=== REQUIREMENT ===
Copy every entry precisely.
***** DATASET ENTRIES *****
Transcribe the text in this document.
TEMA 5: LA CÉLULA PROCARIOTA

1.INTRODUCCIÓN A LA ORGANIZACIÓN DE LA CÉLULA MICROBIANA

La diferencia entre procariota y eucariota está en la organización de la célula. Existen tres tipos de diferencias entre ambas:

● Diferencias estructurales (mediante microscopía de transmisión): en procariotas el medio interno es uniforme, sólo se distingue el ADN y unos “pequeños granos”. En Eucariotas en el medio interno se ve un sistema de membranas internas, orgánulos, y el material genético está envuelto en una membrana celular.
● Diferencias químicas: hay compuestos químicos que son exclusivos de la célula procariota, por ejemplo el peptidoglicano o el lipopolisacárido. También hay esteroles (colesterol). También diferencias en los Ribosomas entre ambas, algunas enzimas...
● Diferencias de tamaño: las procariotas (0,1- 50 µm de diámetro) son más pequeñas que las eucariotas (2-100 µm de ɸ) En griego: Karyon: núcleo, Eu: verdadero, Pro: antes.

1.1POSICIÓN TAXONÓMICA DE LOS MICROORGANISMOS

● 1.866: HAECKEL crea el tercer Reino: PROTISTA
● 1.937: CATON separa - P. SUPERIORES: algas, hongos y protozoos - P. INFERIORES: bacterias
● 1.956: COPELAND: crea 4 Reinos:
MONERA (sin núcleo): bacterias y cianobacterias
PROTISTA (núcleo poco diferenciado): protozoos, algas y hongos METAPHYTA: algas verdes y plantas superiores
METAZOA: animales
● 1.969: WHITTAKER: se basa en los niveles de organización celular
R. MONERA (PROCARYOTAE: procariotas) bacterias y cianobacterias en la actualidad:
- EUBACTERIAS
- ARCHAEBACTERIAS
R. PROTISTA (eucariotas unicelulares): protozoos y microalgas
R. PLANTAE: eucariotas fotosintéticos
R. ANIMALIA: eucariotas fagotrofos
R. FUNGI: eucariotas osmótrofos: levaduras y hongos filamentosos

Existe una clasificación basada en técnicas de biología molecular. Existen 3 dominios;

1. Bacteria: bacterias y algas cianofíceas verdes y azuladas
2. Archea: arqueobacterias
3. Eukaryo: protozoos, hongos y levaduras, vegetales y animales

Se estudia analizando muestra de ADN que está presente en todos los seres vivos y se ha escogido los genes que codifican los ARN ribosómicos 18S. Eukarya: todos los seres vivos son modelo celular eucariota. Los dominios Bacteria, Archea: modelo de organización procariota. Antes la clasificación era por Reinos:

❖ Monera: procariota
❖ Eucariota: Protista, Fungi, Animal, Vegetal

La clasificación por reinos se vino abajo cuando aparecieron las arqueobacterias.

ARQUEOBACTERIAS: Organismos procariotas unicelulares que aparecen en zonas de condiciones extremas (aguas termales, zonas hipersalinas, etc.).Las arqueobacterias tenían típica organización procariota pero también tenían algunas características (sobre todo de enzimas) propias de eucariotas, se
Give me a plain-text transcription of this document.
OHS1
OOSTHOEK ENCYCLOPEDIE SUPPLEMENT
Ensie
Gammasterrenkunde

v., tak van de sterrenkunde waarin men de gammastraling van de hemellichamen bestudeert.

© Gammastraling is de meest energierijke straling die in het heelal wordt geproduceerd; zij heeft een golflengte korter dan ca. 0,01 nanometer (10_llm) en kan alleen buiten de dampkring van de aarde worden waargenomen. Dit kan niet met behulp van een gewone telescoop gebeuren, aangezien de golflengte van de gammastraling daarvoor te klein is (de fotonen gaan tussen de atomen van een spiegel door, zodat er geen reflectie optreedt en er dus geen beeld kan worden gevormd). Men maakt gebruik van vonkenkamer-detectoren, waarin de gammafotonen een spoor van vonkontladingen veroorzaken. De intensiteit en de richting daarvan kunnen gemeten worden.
*****
=== SOLUTION TO THE EXERCISE ===
Transcribe the text in this document.
TEMA 5: LA CÉLULA PROCARIOTA

1.INTRODUCCIÓN A LA ORGANIZACIÓN DE LA CÉLULA MICROBIANA

La diferencia entre procariota y eucariota está en la organización de la célula. Existen tres tipos de diferencias entre ambas:

● Diferencias estructurales (mediante microscopía de transmisión): en procariotas el medio interno es uniforme, sólo se distingue el ADN y unos “pequeños granos”. En Eucariotas en el medio interno se ve un sistema de membranas internas, orgánulos, y el material genético está envuelto en una membrana celular.
● Diferencias químicas: hay compuestos químicos que son exclusivos de la célula procariota, por ejemplo el peptidoglicano o el lipopolisacárido. También hay esteroles (colesterol). También diferencias en los Ribosomas entre ambas, algunas enzimas...
● Diferencias de tamaño: las procariotas (0,1- 50 µm de diámetro) son más pequeñas que las eucariotas (2-100 µm de ɸ) En griego: Karyon: núcleo, Eu: verdadero, Pro: antes.

1.1POSICIÓN TAXONÓMICA DE LOS MICROORGANISMOS

● 1.866: HAECKEL crea el tercer Reino: PROTISTA
● 1.937: CATON separa - P. SUPERIORES: algas, hongos y protozoos - P. INFERIORES: bacterias
● 1.956: COPELAND: crea 4 Reinos:
MONERA (sin núcleo): bacterias y cianobacterias
PROTISTA (núcleo poco diferenciado): protozoos, algas y hongos METAPHYTA: algas verdes y plantas superiores
METAZOA: animales
● 1.969: WHITTAKER: se basa en los niveles de organización celular
R. MONERA (PROCARYOTAE: procariotas) bacterias y cianobacterias en la actualidad:
- EUBACTERIAS
- ARCHAEBACTERIAS
R. PROTISTA (eucariotas unicelulares): protozoos y microalgas
R. PLANTAE: eucariotas fotosintéticos
R. ANIMALIA: eucariotas fagotrofos
R. FUNGI: eucariotas osmótrofos: levaduras y hongos filamentosos

Existe una clasificación basada en técnicas de biología molecular. Existen 3 dominios;

1. Bacteria: bacterias y algas cianofíceas verdes y azuladas
2. Archea: arqueobacterias
3. Eukaryo: protozoos, hongos y levaduras, vegetales y animales

Se estudia analizando muestra de ADN que está presente en todos los seres vivos y se ha escogido los genes que codifican los ARN ribosómicos 18S. Eukarya: todos los seres vivos son modelo celular eucariota. Los dominios Bacteria, Archea: modelo de organización procariota. Antes la clasificación era por Reinos:

❖ Monera: procariota
❖ Eucariota: Protista, Fungi, Animal, Vegetal

La clasificación por reinos se vino abajo cuando aparecieron las arqueobacterias.

ARQUEOBACTERIAS: Organismos procariotas unicelulares que aparecen en zonas de condiciones extremas (aguas termales, zonas hipersalinas, etc.).Las arqueobacterias tenían típica organización procariota pero también tenían algunas características (sobre todo de enzimas) propias de eucariotas, se
Give me a plain-text transcription of this document.
OHS1
OOSTHOEK ENCYCLOPEDIE SUPPLEMENT
Ensie
Gammasterrenkunde

v., tak van de sterrenkunde waarin men de gammastraling van de hemellichamen bestudeert.

© Gammastraling is de meest energierijke straling die in het heelal wordt geproduceerd; zij heeft een golflengte korter dan ca. 0,01 nanometer (10_llm) en kan alleen buiten de dampkring van de aarde worden waargenomen. Dit kan niet met behulp van een gewone telescoop gebeuren, aangezien de golflengte van de gammastraling daarvoor te klein is (de fotonen gaan tussen de atomen van een spiegel door, zodat er geen reflectie optreedt en er dus geen beeld kan worden gevormd). Men maakt gebruik van vonkenkamer-detectoren, waarin de gammafotonen een spoor van vonkontladingen veroorzaken. De intensiteit en de richting daarvan kunnen gemeten worden.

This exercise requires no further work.